TASK BRIEF: Go through the entries below and collect each line with the string "grupo" in it.

Dataset records:
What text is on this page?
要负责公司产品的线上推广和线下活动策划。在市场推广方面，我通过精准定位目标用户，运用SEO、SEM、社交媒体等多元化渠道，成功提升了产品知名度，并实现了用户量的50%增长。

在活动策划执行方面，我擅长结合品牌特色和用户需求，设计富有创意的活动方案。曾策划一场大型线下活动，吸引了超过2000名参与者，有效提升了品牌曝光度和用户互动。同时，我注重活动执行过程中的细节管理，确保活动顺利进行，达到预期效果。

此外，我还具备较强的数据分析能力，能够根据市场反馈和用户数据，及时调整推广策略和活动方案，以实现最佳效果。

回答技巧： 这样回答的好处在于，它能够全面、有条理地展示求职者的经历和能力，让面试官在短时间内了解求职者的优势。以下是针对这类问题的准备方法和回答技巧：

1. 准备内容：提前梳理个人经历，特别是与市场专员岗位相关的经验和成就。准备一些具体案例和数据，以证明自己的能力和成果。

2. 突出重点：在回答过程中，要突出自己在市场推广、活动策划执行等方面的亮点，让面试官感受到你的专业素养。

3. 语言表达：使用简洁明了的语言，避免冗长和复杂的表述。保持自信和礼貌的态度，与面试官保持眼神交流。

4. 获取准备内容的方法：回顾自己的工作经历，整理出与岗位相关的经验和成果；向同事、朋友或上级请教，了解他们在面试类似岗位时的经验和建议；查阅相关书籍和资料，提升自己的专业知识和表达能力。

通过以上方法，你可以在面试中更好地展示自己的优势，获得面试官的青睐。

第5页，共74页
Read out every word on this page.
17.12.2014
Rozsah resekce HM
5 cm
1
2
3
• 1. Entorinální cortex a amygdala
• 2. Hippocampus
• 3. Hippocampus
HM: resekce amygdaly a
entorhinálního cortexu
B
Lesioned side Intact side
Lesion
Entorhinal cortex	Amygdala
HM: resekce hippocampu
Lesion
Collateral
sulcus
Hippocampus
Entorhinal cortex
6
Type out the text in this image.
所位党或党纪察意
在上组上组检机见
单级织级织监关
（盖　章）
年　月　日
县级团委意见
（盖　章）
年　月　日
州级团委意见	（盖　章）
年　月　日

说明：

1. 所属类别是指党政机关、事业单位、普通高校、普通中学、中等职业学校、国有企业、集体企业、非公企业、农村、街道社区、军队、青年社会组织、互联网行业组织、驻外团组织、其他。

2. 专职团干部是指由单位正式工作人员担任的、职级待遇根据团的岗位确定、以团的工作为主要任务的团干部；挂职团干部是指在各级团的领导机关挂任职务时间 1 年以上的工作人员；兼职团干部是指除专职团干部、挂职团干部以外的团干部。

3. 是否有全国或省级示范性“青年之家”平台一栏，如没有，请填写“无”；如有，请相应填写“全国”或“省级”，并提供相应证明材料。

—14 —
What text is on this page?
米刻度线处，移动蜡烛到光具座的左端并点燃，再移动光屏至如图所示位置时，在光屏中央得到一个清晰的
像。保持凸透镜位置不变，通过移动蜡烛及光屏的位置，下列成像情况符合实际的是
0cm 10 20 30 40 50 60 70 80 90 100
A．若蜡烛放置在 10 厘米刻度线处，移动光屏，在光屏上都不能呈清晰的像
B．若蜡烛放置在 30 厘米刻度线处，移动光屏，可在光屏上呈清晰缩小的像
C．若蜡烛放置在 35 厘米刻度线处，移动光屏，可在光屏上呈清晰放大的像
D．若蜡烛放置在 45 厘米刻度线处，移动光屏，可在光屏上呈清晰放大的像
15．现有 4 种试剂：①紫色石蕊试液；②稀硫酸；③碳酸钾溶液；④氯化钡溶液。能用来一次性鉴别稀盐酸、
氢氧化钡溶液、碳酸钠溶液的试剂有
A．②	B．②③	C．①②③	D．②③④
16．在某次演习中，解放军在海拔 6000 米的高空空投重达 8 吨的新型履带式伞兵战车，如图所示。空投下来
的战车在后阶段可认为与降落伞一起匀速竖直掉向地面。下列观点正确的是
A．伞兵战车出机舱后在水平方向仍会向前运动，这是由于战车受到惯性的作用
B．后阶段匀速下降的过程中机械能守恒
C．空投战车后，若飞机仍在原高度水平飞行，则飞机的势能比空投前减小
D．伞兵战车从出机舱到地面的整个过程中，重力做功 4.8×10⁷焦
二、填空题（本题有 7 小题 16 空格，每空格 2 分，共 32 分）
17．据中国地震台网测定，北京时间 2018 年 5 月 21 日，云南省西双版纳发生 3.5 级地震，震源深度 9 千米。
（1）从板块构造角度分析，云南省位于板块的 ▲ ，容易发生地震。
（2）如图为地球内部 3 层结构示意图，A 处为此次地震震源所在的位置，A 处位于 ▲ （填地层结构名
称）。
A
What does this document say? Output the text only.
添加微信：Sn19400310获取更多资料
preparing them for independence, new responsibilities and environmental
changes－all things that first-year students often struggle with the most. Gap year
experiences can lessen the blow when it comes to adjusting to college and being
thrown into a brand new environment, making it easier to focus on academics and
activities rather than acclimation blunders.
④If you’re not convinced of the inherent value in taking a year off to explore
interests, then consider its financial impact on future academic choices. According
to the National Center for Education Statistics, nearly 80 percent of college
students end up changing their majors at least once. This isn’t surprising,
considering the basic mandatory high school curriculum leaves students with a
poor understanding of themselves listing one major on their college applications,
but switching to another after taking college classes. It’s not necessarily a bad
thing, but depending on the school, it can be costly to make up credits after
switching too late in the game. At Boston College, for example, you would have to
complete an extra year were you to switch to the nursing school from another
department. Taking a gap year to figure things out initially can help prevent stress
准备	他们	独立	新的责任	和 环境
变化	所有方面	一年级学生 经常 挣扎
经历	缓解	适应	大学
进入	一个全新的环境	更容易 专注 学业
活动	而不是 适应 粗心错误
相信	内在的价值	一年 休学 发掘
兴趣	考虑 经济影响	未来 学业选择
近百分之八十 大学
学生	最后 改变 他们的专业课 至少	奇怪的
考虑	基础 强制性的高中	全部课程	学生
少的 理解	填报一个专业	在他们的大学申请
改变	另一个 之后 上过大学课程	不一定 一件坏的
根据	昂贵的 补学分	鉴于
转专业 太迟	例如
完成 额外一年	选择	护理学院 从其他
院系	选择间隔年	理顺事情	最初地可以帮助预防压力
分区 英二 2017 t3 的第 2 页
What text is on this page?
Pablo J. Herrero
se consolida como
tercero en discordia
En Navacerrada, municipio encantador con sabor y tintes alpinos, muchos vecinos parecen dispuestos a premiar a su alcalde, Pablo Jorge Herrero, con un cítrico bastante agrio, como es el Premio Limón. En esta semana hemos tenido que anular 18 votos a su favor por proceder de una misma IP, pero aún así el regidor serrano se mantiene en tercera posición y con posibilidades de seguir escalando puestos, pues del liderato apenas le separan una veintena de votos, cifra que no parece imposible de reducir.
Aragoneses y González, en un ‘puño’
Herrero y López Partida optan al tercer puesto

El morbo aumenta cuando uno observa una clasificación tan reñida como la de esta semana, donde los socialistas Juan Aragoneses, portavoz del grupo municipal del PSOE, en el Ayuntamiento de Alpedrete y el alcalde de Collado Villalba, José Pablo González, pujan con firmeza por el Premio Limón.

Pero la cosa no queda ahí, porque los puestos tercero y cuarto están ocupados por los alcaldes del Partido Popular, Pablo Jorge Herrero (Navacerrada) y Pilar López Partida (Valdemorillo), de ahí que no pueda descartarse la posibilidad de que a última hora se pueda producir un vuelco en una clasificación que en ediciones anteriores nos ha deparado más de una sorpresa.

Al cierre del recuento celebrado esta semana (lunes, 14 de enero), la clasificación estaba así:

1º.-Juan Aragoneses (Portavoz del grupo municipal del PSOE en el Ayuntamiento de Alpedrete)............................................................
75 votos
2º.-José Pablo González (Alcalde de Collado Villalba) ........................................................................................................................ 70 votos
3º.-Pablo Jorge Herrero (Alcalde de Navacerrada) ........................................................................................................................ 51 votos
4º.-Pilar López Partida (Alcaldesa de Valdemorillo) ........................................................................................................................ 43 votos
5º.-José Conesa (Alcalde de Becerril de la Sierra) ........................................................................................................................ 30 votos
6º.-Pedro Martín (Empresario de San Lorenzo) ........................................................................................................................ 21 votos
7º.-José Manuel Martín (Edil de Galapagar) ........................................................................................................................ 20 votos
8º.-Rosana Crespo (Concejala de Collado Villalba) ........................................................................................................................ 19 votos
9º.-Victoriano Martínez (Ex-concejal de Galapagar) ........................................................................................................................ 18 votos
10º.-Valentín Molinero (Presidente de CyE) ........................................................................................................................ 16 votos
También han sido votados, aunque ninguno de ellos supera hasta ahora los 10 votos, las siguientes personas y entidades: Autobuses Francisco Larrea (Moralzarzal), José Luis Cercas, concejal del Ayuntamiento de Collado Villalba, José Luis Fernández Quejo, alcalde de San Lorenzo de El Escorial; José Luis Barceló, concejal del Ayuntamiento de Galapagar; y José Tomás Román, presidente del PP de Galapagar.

SOLUTION:
El morbo aumenta cuando uno observa una clasificación tan reñida como la de esta semana, donde los socialistas Juan Aragoneses, portavoz del grupo municipal del PSOE, en el Ayuntamiento de Alpedrete y el alcalde de Collado Villalba, José Pablo González, pujan con firmeza por el Premio Limón.
1º.-Juan Aragoneses (Portavoz del grupo municipal del PSOE en el Ayuntamiento de Alpedrete)............................................................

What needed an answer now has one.